--- What to work on ---
Look below and pull out each line with the word "series".

#### Input rows

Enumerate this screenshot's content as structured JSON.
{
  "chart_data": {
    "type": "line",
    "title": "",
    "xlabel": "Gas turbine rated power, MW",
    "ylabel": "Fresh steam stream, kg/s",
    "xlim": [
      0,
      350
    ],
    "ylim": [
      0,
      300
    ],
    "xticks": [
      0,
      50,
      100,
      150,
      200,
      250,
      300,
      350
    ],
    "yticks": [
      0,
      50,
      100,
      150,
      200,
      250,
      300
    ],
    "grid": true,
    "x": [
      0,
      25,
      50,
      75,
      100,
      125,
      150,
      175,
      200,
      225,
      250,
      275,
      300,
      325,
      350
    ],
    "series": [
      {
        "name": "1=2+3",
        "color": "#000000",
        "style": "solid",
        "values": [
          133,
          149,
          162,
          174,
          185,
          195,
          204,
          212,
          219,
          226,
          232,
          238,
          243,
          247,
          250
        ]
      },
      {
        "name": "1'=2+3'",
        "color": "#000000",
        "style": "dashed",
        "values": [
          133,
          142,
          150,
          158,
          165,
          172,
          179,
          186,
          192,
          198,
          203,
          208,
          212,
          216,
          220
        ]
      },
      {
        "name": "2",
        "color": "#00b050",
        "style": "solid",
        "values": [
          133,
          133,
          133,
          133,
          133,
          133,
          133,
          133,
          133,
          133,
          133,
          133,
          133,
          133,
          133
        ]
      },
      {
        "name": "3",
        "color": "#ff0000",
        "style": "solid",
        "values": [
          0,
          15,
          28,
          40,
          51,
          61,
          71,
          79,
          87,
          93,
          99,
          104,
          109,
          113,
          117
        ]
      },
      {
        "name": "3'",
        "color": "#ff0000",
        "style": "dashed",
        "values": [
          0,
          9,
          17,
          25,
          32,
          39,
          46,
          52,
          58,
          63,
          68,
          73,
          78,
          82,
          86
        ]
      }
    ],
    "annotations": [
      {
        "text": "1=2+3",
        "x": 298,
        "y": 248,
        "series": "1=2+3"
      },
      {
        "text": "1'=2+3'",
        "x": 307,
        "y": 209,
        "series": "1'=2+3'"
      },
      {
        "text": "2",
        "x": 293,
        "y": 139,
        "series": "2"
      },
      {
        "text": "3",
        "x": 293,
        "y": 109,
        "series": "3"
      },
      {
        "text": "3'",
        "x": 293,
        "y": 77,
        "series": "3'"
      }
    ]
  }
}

########

--- Exercise solution ---
    "series": [
        "series": "1=2+3"
        "series": "1'=2+3'"
        "series": "2"
        "series": "3"
        "series": "3'"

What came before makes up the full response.